Task details:
Within the records below, find each line that holds the string "Garcia", then copy it.

Stored records:
————

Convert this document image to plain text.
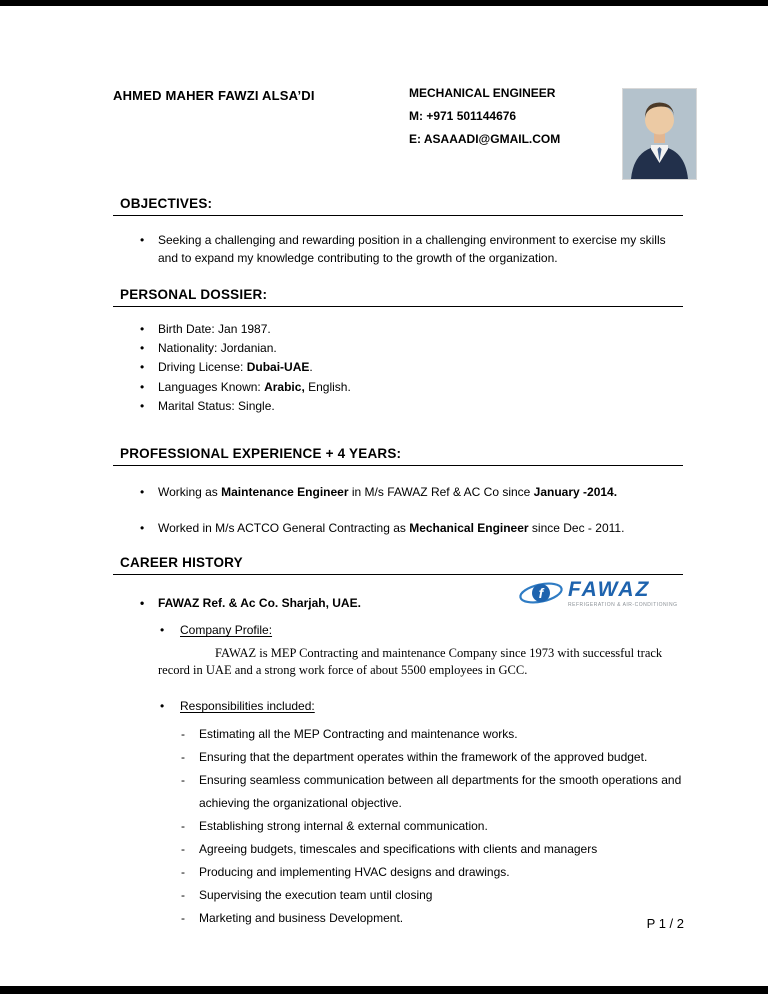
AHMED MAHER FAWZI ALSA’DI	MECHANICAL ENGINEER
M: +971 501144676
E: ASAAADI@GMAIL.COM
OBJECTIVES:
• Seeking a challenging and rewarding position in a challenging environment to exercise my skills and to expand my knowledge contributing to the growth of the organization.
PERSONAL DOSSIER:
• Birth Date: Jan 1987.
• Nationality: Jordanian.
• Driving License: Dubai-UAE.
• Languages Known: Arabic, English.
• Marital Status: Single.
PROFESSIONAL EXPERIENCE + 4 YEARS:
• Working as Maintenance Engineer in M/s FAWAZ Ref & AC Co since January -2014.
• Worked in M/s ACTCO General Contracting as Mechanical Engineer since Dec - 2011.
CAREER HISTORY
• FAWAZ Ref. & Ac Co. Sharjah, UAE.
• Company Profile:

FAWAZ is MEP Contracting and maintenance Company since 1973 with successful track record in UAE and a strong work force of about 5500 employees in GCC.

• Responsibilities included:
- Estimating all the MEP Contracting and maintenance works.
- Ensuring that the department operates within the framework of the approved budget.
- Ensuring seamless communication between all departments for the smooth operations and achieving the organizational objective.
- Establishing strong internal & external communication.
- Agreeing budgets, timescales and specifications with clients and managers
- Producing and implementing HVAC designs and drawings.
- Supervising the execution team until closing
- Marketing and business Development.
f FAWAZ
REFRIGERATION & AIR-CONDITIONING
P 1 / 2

————

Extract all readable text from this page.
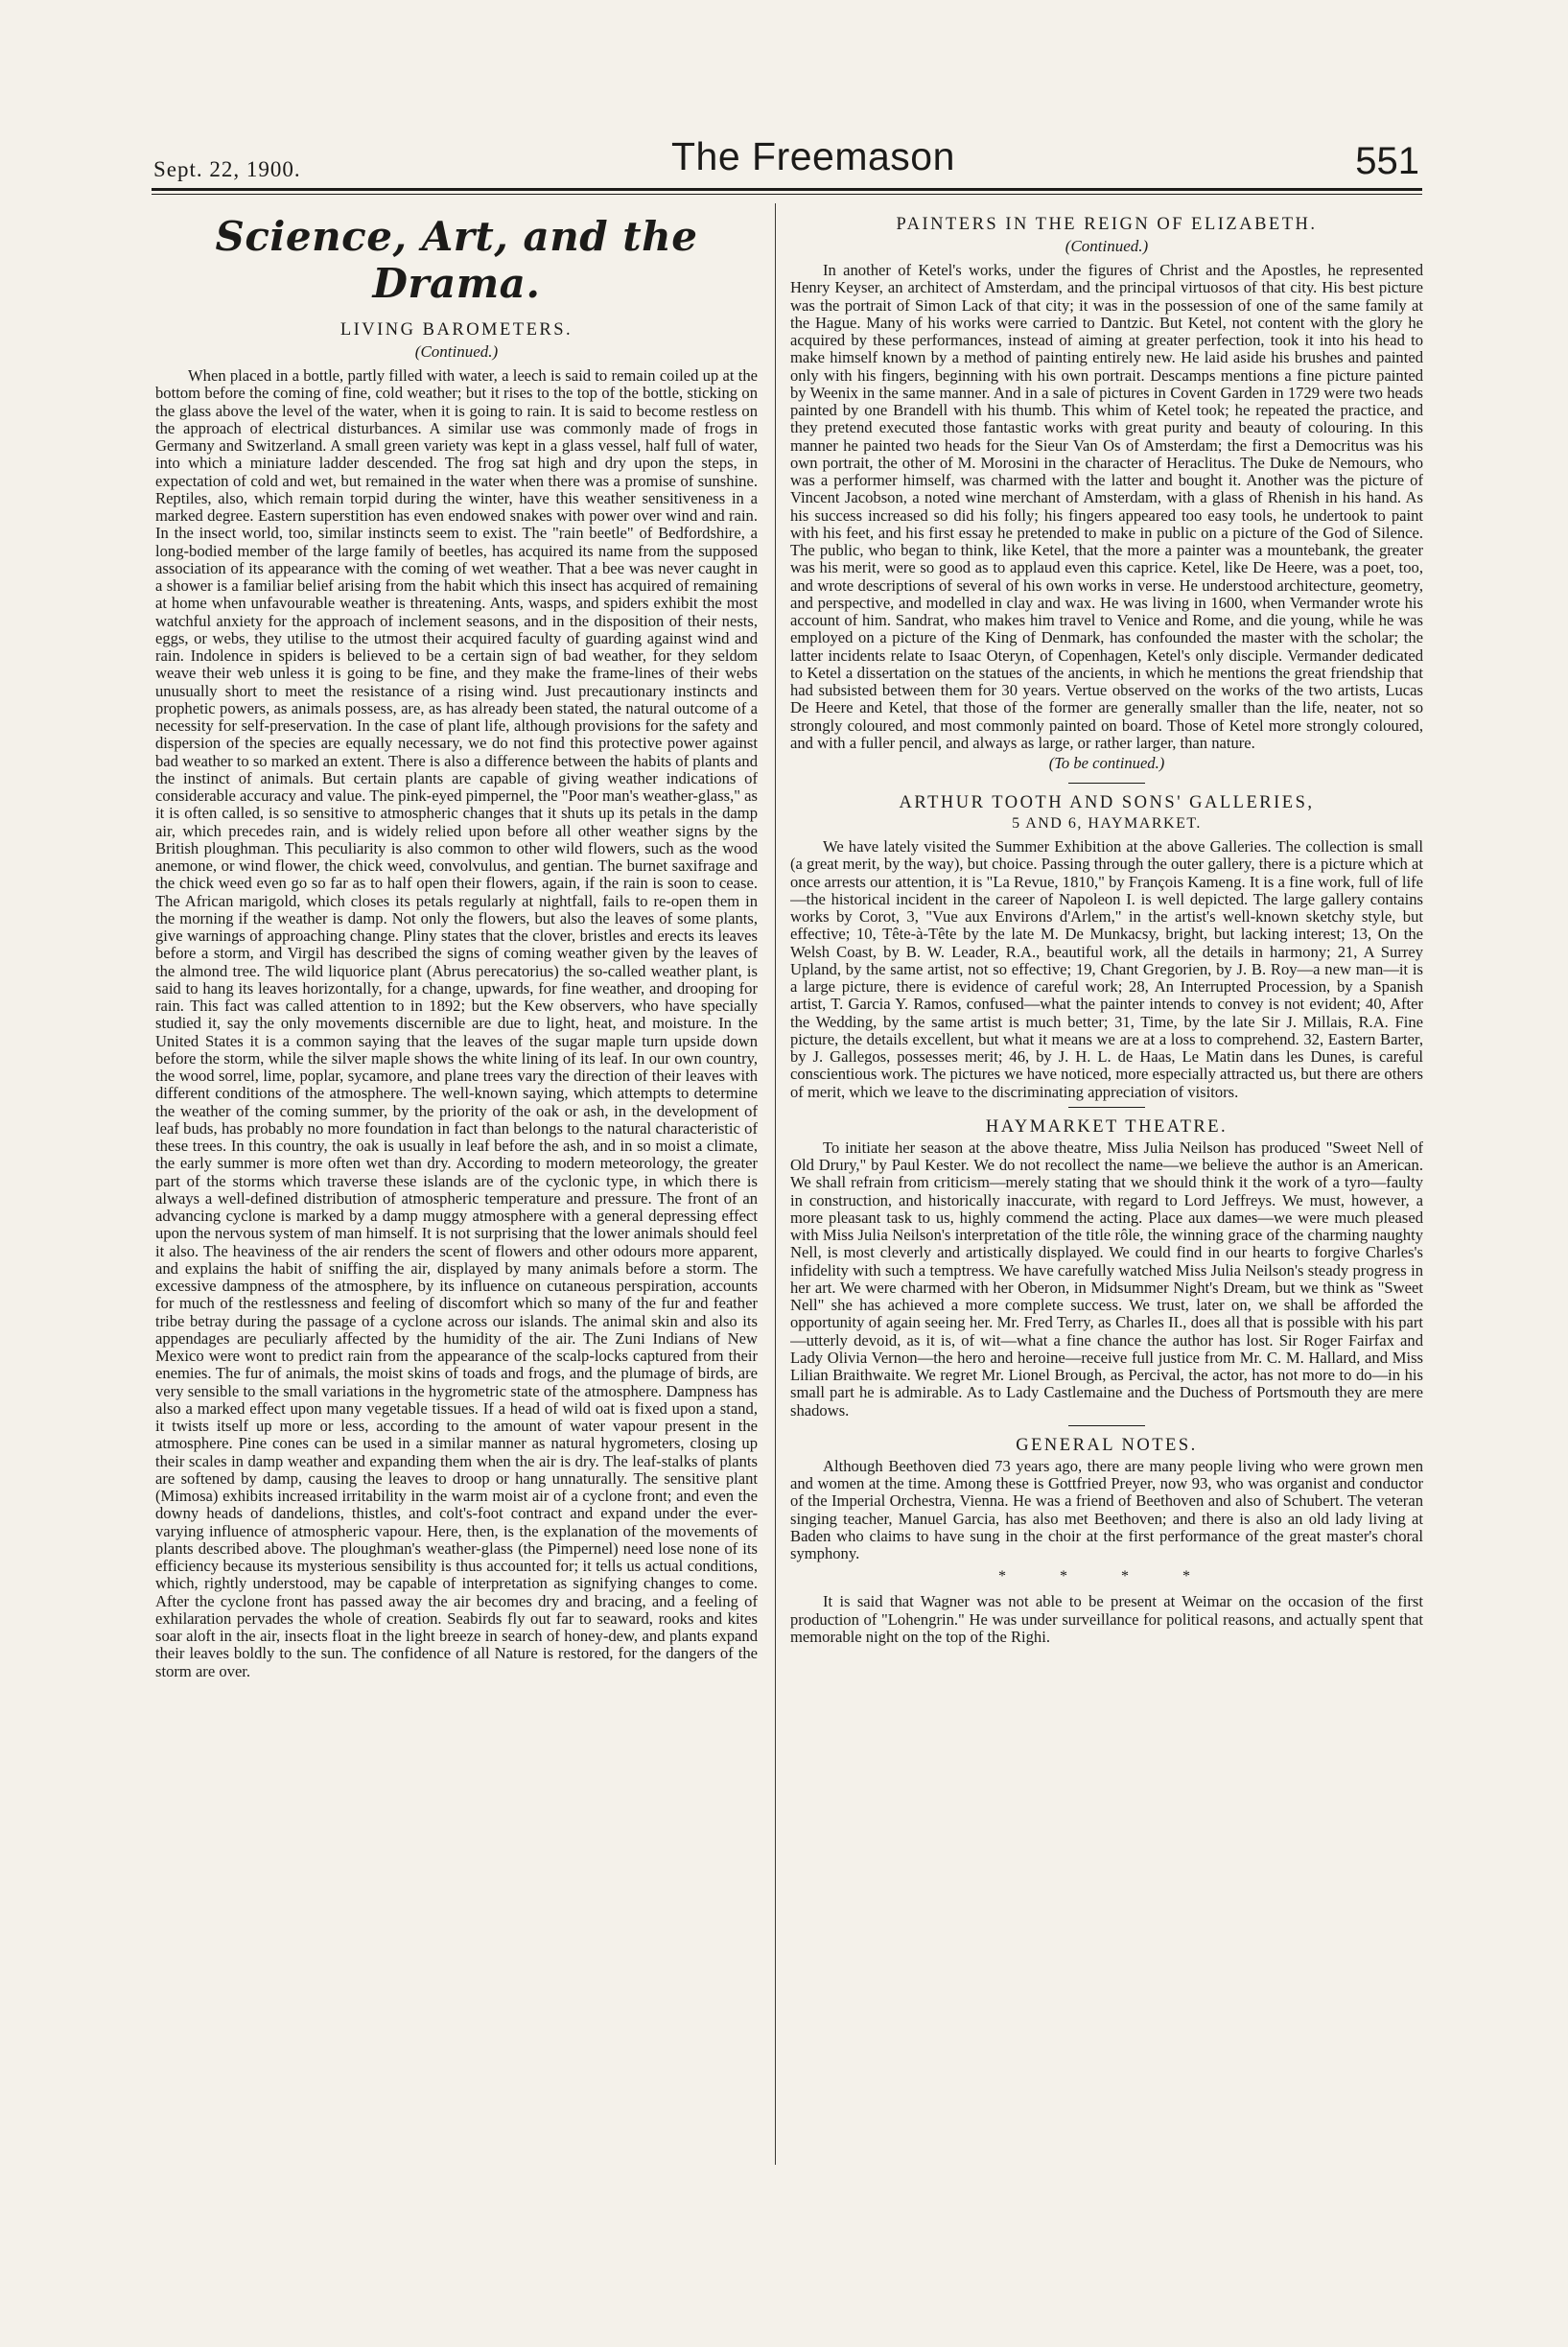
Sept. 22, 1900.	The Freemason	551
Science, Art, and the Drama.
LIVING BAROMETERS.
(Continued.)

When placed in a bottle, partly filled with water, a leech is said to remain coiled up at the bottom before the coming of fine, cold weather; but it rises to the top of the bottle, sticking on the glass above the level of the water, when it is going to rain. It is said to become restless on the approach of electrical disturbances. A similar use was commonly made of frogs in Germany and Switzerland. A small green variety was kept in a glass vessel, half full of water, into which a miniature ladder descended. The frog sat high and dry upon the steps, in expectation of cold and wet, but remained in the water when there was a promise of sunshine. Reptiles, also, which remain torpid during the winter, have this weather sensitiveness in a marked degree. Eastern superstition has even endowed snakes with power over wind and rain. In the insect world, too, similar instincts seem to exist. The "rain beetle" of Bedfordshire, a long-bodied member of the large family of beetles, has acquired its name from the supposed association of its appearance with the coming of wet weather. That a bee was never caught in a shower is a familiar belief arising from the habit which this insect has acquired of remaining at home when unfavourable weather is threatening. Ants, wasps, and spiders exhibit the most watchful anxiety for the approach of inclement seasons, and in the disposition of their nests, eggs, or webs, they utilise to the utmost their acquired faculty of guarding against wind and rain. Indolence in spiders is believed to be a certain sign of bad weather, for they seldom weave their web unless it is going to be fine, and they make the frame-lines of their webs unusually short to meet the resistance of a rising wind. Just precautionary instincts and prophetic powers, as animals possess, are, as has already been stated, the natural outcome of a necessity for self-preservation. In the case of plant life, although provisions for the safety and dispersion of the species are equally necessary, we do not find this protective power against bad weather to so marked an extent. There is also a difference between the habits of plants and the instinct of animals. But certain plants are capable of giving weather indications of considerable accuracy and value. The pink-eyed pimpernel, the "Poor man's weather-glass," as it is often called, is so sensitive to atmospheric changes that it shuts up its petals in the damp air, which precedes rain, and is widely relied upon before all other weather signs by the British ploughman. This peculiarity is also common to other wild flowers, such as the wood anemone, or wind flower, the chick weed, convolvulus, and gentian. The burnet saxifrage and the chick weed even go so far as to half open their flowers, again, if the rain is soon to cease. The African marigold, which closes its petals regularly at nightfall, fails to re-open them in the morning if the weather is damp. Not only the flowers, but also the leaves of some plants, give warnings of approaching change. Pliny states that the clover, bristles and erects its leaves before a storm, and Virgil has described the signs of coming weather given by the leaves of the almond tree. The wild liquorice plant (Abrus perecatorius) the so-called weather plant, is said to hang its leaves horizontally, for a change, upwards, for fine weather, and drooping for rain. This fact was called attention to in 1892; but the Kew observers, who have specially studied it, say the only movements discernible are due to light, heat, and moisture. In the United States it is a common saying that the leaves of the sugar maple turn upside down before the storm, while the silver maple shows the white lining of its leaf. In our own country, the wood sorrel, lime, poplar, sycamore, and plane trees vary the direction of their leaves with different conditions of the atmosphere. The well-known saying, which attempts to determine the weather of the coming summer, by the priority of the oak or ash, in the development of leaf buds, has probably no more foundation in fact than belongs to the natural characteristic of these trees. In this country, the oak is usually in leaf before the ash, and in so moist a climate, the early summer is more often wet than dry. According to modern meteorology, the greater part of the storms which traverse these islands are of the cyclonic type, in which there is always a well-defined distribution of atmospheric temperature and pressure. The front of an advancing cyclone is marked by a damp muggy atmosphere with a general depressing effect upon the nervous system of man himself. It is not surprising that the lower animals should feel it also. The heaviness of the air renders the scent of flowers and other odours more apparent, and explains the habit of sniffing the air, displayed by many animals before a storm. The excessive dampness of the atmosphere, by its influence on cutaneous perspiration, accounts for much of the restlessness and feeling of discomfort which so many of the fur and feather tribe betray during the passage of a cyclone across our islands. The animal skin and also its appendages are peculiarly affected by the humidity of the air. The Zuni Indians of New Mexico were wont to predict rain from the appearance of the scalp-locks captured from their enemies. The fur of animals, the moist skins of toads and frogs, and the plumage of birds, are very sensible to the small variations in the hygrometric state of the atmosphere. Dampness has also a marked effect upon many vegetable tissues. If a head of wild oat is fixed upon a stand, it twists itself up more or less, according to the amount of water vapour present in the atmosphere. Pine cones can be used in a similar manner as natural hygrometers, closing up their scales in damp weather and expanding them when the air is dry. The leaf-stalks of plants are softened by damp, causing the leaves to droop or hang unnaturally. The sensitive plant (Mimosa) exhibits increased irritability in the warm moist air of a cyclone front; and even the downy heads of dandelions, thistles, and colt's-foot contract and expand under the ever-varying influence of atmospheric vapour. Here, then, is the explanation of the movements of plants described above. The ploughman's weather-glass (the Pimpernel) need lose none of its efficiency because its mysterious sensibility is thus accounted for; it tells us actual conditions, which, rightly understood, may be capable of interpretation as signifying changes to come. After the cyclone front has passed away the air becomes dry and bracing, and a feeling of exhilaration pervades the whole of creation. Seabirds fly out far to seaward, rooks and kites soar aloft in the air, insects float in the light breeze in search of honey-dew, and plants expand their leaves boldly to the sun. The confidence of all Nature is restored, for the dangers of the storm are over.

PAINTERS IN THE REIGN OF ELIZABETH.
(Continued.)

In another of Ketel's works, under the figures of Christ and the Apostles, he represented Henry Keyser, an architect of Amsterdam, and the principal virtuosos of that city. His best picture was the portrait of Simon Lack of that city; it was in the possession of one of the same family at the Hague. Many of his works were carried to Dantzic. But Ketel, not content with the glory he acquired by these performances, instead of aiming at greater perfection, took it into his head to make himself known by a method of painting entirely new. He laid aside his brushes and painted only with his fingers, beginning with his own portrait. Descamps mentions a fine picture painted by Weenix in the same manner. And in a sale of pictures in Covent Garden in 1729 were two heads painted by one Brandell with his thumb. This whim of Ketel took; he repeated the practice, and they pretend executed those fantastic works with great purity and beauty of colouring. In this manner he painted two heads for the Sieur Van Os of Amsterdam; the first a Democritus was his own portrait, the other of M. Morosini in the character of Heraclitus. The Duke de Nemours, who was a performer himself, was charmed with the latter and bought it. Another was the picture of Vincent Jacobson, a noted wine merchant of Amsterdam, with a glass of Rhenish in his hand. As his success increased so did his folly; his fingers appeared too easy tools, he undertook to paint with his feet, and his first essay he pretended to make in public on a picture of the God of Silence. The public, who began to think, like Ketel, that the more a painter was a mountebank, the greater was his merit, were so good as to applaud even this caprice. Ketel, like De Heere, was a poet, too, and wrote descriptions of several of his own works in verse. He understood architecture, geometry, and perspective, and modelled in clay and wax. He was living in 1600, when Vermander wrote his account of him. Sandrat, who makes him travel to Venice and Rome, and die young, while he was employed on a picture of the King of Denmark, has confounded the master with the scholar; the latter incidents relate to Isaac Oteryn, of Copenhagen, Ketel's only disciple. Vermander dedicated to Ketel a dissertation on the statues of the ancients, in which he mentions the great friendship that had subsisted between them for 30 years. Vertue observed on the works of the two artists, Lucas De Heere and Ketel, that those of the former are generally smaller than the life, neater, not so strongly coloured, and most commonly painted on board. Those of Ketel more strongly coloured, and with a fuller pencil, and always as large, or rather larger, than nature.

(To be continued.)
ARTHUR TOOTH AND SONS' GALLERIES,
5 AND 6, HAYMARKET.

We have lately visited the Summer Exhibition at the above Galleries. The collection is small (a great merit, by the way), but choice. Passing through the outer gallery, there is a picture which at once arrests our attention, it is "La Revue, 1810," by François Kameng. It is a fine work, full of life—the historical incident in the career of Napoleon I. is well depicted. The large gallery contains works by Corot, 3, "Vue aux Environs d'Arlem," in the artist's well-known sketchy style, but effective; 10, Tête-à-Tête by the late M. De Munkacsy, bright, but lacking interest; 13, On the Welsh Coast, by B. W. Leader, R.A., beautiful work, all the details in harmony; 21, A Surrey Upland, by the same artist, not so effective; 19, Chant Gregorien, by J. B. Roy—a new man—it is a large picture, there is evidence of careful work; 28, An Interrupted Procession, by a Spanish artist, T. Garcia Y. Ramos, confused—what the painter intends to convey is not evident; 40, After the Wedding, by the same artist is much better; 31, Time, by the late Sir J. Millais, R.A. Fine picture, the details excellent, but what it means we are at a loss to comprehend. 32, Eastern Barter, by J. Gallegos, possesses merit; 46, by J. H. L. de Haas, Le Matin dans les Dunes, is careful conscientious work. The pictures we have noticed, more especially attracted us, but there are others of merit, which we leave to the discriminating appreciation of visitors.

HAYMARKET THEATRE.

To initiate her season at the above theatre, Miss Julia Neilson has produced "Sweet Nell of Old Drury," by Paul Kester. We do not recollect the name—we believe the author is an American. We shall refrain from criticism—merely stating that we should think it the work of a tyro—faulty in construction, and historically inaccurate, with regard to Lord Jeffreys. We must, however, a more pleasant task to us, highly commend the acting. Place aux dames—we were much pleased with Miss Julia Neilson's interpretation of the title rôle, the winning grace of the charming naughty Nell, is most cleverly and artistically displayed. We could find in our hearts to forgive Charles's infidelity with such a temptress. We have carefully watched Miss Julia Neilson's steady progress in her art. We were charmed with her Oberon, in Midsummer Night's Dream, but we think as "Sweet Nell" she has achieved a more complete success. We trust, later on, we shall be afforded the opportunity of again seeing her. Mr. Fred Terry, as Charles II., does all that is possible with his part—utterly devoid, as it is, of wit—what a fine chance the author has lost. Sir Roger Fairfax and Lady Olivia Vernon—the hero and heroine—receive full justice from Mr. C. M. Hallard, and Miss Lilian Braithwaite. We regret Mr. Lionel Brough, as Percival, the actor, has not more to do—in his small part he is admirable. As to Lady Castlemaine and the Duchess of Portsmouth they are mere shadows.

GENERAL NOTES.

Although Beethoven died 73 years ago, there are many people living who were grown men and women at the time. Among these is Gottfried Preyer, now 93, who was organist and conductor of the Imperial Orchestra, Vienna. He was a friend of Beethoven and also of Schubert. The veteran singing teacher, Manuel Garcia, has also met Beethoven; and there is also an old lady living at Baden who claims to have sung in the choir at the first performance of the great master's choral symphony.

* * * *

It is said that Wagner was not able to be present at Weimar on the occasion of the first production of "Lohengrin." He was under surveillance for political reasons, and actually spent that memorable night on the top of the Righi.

————

Task result:
We have lately visited the Summer Exhibition at the above Galleries. The collection is small (a great merit, by the way), but choice. Passing through the outer gallery, there is a picture which at once arrests our attention, it is "La Revue, 1810," by François Kameng. It is a fine work, full of life—the historical incident in the career of Napoleon I. is well depicted. The large gallery contains works by Corot, 3, "Vue aux Environs d'Arlem," in the artist's well-known sketchy style, but effective; 10, Tête-à-Tête by the late M. De Munkacsy, bright, but lacking interest; 13, On the Welsh Coast, by B. W. Leader, R.A., beautiful work, all the details in harmony; 21, A Surrey Upland, by the same artist, not so effective; 19, Chant Gregorien, by J. B. Roy—a new man—it is a large picture, there is evidence of careful work; 28, An Interrupted Procession, by a Spanish artist, T. Garcia Y. Ramos, confused—what the painter intends to convey is not evident; 40, After the Wedding, by the same artist is much better; 31, Time, by the late Sir J. Millais, R.A. Fine picture, the details excellent, but what it means we are at a loss to comprehend. 32, Eastern Barter, by J. Gallegos, possesses merit; 46, by J. H. L. de Haas, Le Matin dans les Dunes, is careful conscientious work. The pictures we have noticed, more especially attracted us, but there are others of merit, which we leave to the discriminating appreciation of visitors.
Although Beethoven died 73 years ago, there are many people living who were grown men and women at the time. Among these is Gottfried Preyer, now 93, who was organist and conductor of the Imperial Orchestra, Vienna. He was a friend of Beethoven and also of Schubert. The veteran singing teacher, Manuel Garcia, has also met Beethoven; and there is also an old lady living at Baden who claims to have sung in the choir at the first performance of the great master's choral symphony.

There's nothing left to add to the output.